TASK INSTRUCTIONS >>
Identify the lines that include the word "nominal", then copy all of them.

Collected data

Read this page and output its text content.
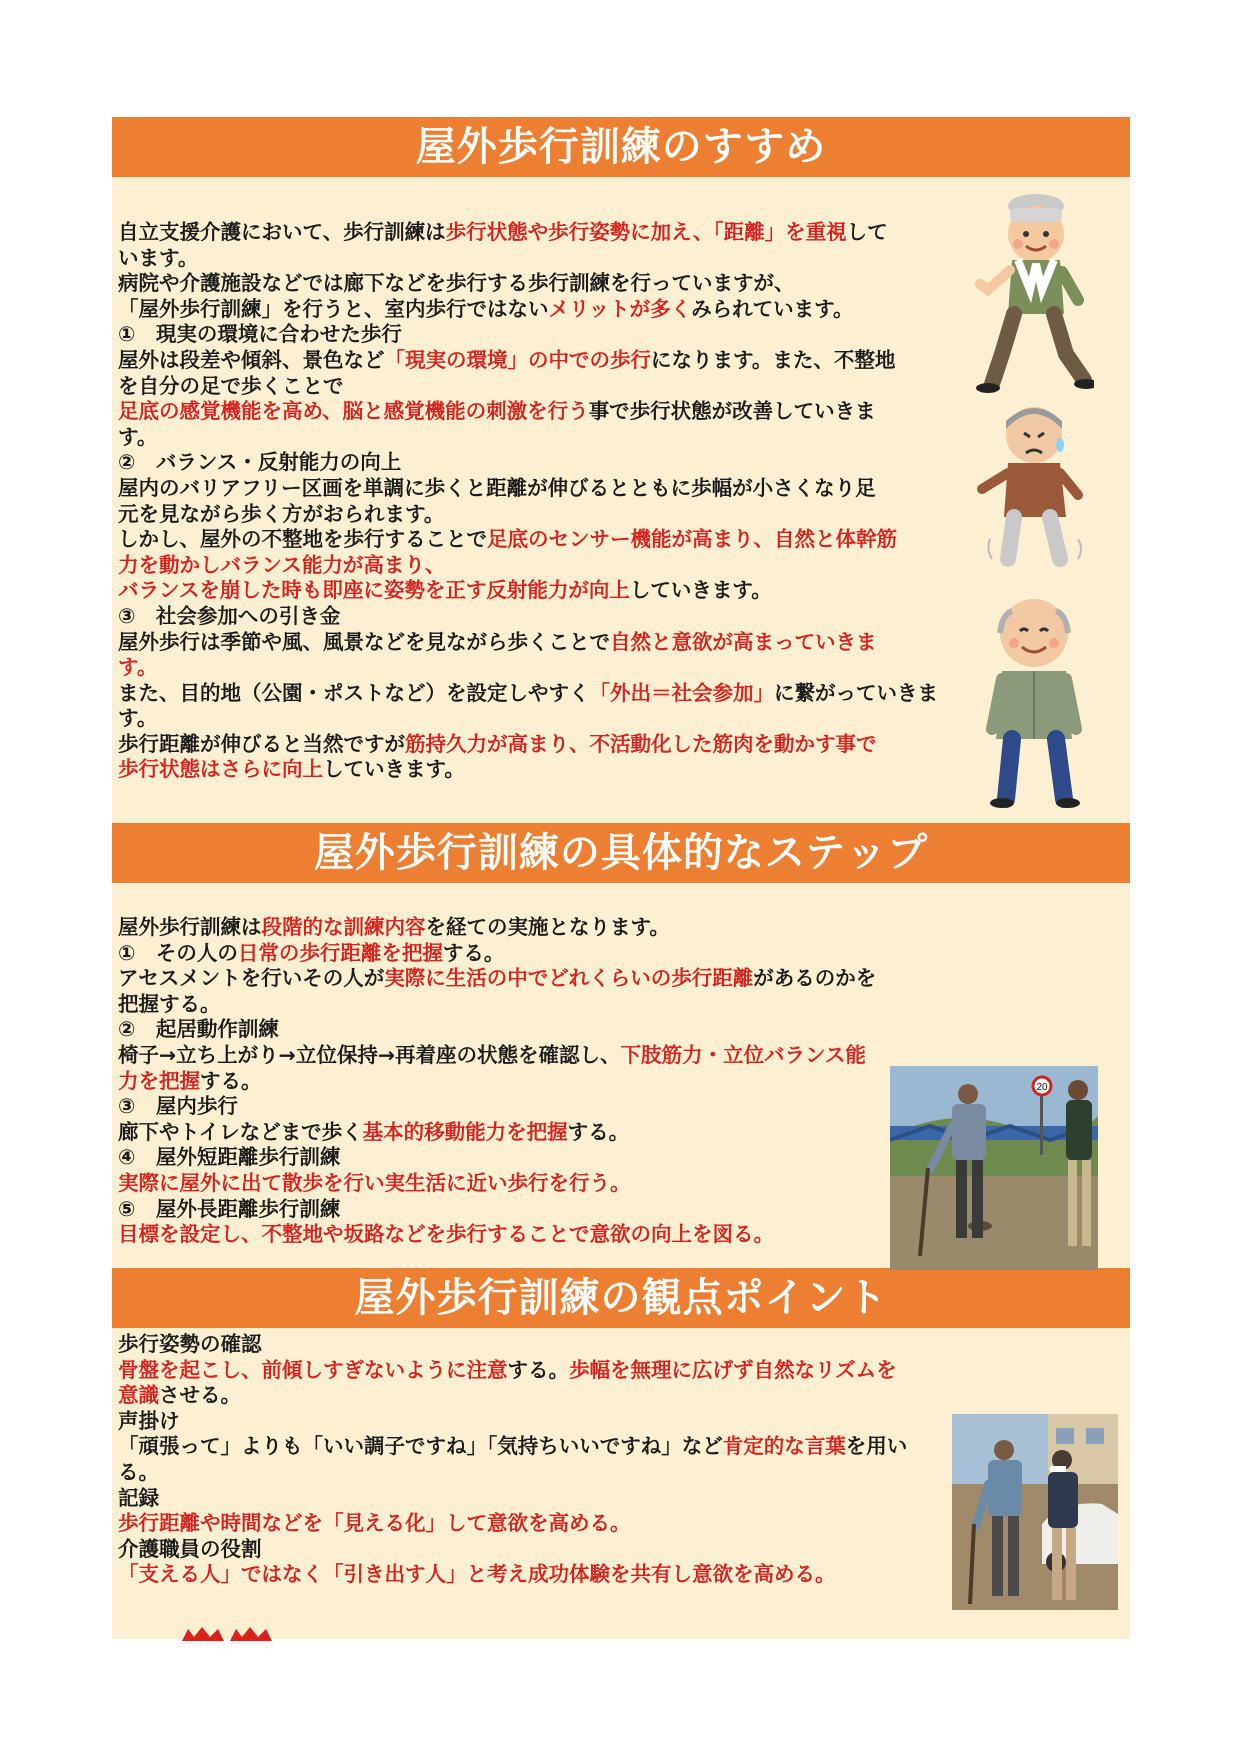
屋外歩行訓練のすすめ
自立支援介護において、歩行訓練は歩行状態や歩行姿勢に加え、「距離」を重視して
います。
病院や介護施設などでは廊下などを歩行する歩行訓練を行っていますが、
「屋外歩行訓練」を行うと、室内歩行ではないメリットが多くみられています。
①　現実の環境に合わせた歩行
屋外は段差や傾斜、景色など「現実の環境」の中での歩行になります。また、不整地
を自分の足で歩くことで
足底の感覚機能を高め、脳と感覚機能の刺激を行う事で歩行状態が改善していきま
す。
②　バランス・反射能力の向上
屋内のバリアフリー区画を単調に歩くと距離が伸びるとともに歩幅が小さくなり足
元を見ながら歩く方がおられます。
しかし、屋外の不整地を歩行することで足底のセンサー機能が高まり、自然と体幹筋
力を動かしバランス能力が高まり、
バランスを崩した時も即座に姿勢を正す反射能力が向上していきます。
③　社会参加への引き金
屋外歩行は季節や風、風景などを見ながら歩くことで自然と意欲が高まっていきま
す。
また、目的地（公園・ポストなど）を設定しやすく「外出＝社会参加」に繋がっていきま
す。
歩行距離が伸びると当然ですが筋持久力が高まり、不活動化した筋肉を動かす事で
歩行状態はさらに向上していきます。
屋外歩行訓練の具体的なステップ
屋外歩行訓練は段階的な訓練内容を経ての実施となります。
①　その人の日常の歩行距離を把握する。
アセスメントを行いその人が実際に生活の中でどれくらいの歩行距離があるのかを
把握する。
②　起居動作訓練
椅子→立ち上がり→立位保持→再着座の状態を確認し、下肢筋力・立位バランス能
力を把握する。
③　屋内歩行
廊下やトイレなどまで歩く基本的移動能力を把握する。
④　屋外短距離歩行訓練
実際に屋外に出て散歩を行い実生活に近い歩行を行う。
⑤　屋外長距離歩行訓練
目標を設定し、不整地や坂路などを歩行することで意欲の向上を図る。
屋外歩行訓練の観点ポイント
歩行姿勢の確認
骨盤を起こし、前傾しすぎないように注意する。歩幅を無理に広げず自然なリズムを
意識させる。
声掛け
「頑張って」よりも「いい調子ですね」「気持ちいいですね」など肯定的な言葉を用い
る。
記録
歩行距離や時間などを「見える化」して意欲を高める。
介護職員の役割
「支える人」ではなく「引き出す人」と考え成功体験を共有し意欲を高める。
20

* * *

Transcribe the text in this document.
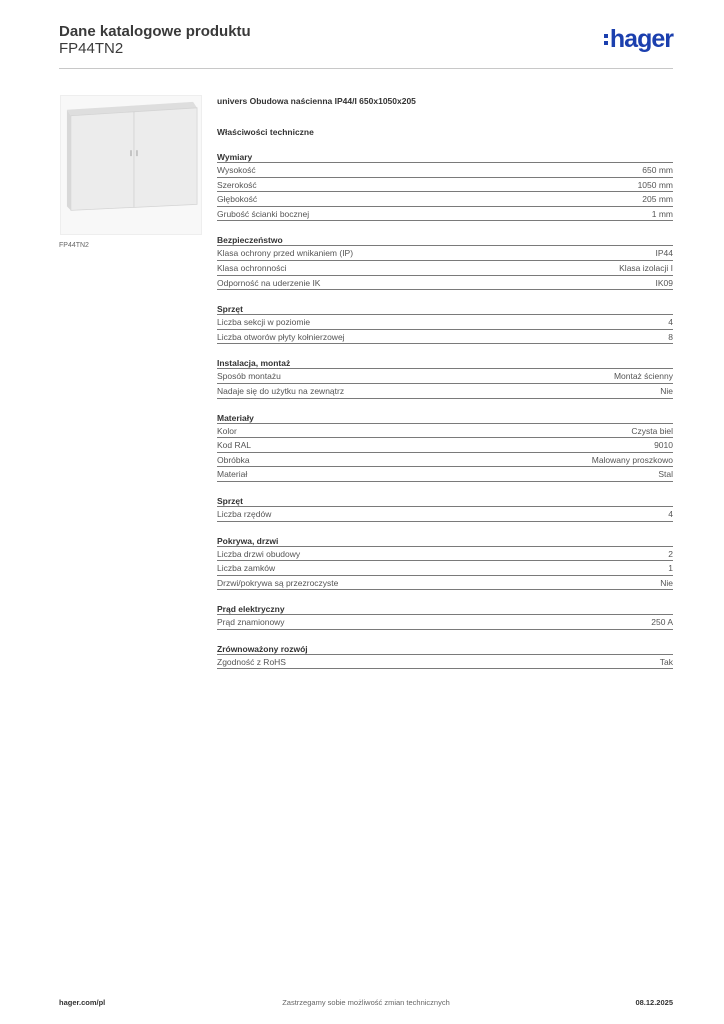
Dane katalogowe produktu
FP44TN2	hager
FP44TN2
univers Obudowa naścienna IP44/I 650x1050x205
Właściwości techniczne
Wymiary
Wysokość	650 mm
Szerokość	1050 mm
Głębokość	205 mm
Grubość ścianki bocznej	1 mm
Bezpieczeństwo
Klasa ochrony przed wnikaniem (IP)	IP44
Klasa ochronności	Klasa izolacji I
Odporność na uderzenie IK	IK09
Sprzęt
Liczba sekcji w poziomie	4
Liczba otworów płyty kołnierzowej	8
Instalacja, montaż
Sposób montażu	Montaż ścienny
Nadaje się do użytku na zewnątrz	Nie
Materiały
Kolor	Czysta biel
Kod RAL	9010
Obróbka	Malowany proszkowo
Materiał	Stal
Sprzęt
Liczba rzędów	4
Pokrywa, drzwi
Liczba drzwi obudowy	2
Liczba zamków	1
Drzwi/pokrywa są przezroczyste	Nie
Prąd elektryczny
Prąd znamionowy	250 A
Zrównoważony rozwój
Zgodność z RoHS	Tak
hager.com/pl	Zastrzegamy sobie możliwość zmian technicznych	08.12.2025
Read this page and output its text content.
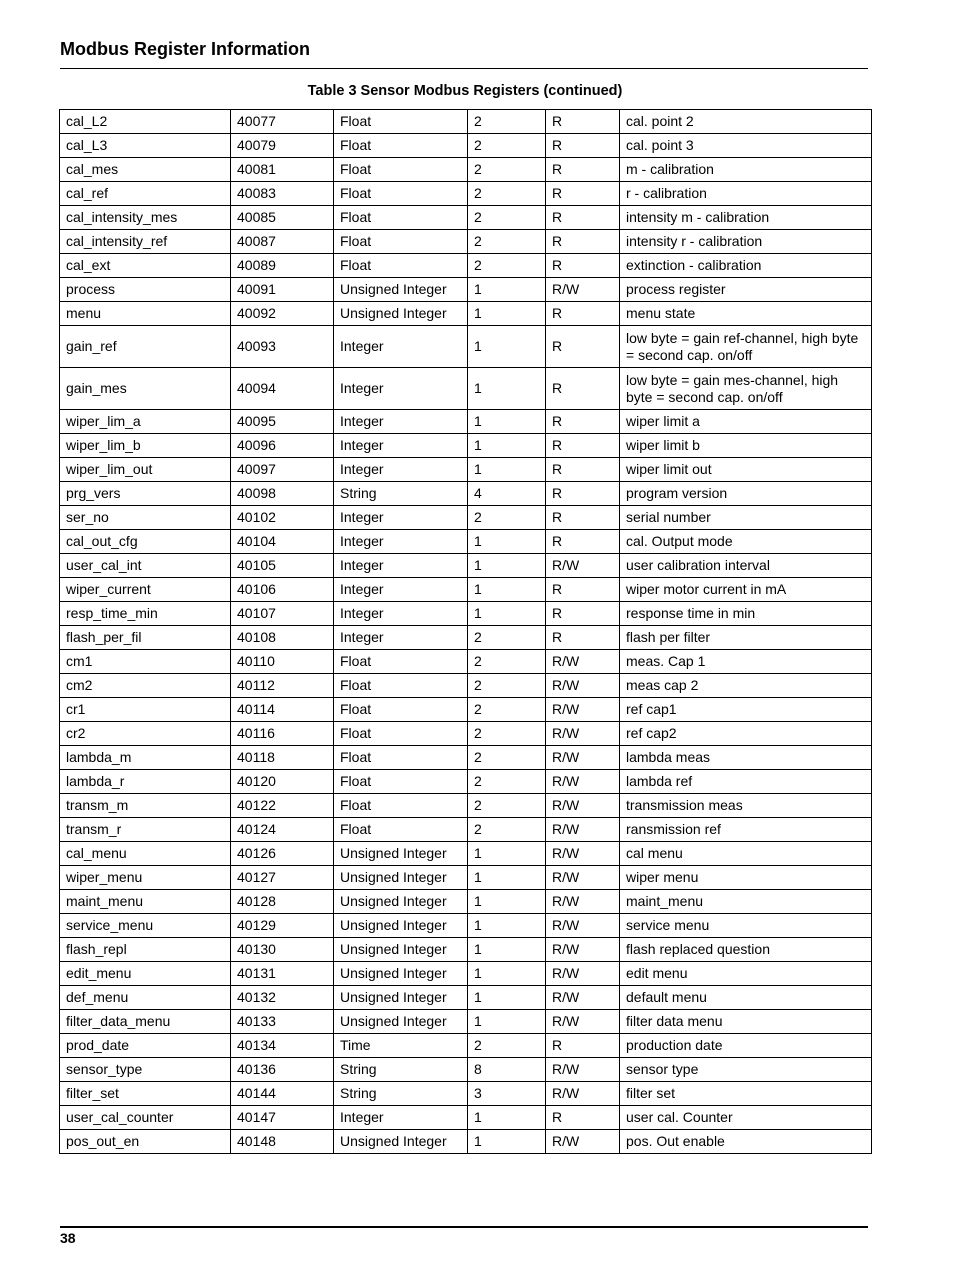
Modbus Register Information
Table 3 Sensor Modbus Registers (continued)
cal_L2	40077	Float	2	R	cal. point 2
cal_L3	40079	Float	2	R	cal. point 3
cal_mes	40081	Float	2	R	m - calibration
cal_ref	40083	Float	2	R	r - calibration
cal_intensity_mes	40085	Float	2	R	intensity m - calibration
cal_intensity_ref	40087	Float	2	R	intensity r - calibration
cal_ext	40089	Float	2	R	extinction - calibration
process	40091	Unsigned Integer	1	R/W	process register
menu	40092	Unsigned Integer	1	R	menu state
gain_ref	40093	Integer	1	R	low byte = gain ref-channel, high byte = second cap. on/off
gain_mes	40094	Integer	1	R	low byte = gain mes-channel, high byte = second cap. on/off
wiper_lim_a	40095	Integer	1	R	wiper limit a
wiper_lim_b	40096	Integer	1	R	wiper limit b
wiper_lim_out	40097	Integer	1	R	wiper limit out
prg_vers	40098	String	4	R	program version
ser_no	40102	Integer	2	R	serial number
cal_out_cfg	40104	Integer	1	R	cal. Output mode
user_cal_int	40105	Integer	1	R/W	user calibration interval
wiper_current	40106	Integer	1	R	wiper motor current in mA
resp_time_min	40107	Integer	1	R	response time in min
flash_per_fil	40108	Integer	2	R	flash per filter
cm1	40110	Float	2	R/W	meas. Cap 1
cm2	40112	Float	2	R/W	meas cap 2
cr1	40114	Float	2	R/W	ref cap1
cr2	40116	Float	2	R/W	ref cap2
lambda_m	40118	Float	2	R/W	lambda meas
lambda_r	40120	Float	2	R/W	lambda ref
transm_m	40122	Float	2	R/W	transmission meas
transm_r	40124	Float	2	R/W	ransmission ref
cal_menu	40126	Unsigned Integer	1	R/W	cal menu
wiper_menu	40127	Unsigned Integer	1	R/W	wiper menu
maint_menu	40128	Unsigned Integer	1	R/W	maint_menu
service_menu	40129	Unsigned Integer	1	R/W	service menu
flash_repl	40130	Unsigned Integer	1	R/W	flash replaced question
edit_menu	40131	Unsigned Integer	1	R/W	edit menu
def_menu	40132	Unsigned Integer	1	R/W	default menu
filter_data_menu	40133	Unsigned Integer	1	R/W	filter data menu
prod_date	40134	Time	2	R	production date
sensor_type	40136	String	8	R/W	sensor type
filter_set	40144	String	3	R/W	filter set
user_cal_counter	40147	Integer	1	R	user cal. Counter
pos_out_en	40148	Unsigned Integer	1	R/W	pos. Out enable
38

---

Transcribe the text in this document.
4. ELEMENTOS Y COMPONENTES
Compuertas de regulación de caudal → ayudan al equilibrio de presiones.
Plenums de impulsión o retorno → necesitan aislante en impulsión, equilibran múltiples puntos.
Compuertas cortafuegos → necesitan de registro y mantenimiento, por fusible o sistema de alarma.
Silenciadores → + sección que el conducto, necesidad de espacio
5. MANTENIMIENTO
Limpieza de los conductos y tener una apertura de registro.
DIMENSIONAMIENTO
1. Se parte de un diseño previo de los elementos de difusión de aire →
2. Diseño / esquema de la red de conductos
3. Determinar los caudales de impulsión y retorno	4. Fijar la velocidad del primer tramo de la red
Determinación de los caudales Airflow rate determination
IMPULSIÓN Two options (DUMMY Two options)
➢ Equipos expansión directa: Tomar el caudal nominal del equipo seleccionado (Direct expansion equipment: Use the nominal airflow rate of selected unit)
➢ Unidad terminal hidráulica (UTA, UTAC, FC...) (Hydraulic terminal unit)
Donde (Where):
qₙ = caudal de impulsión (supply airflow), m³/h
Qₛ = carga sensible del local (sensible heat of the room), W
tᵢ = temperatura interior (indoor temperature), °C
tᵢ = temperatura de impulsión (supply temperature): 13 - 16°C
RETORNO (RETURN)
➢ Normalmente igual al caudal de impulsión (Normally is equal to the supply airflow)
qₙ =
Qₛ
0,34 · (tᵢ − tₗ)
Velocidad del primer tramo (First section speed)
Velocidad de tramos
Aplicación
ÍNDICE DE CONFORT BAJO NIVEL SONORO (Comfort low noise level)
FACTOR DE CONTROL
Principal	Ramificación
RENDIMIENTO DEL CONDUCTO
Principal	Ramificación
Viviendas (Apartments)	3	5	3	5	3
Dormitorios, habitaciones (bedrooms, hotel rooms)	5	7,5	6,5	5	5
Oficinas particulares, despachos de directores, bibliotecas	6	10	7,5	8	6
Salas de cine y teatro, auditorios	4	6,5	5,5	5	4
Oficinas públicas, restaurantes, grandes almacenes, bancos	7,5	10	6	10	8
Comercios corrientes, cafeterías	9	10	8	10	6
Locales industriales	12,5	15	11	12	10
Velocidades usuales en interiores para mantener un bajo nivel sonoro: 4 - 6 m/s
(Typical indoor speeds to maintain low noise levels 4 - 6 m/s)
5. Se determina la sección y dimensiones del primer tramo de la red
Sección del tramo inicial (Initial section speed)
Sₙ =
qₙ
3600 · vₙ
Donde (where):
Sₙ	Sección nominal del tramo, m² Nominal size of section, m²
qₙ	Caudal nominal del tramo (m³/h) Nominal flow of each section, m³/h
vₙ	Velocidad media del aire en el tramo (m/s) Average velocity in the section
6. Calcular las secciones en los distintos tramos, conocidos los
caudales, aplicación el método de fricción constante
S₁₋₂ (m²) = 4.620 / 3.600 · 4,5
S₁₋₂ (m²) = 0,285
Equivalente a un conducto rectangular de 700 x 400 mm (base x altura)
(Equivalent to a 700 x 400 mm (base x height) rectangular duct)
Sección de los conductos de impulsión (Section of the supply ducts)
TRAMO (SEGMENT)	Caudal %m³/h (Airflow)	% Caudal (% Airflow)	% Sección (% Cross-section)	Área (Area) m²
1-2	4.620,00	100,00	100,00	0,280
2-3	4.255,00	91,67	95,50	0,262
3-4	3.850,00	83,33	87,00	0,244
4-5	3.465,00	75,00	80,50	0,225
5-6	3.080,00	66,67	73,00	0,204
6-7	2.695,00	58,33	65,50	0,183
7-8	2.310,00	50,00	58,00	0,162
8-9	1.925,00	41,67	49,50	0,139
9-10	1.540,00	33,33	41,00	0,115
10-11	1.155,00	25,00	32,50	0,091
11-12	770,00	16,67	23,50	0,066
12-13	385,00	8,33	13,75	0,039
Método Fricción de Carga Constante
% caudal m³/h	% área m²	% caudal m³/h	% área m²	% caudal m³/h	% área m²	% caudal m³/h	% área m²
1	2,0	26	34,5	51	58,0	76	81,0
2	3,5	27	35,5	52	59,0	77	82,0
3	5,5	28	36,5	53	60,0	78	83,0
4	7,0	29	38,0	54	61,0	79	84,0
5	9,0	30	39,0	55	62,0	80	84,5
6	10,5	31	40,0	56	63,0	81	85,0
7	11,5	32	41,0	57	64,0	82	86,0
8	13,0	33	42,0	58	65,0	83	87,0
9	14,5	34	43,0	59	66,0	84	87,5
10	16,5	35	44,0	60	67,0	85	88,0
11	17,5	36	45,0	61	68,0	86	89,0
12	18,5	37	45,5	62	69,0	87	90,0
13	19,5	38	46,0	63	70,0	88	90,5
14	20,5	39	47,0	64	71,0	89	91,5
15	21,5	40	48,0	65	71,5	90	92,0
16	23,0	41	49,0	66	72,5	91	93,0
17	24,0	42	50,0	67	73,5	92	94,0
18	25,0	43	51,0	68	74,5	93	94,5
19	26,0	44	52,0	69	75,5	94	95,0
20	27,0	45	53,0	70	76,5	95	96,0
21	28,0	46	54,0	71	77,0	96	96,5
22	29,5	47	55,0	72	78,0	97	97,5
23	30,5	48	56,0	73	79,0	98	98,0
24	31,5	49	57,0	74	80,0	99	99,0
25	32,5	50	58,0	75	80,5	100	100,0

EXERCISE SOLUTION >>
➢ Equipos expansión directa: Tomar el caudal nominal del equipo seleccionado (Direct expansion equipment: Use the nominal airflow rate of selected unit)
Sₙ	Sección nominal del tramo, m² Nominal size of section, m²
qₙ	Caudal nominal del tramo (m³/h) Nominal flow of each section, m³/h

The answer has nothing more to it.